*Data entries*:
※

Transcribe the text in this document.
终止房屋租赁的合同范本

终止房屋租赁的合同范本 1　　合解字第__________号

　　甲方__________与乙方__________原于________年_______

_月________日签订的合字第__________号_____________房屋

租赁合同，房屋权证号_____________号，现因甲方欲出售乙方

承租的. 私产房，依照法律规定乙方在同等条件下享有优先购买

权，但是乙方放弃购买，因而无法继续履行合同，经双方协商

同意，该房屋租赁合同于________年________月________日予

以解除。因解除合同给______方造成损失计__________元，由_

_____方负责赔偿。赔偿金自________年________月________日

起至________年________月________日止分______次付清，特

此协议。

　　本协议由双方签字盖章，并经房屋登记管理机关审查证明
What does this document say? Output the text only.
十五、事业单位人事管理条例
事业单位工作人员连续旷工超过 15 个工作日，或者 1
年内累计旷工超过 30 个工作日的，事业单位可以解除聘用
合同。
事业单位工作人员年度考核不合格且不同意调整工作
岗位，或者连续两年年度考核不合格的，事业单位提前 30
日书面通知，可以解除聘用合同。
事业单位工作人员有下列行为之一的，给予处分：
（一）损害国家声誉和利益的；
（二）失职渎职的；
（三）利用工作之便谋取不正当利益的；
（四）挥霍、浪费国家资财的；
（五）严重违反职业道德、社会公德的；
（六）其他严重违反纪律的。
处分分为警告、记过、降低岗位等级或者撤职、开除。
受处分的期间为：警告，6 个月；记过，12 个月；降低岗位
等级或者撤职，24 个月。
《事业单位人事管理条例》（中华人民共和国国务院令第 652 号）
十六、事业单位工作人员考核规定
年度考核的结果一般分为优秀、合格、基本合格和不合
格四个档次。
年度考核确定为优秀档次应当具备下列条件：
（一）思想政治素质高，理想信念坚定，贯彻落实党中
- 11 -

※

*Task directions*:
Pull out every line of the entries that includes the word "事业单位人事管理条例".

*Task output*:
十五、事业单位人事管理条例
《事业单位人事管理条例》（中华人民共和国国务院令第 652 号）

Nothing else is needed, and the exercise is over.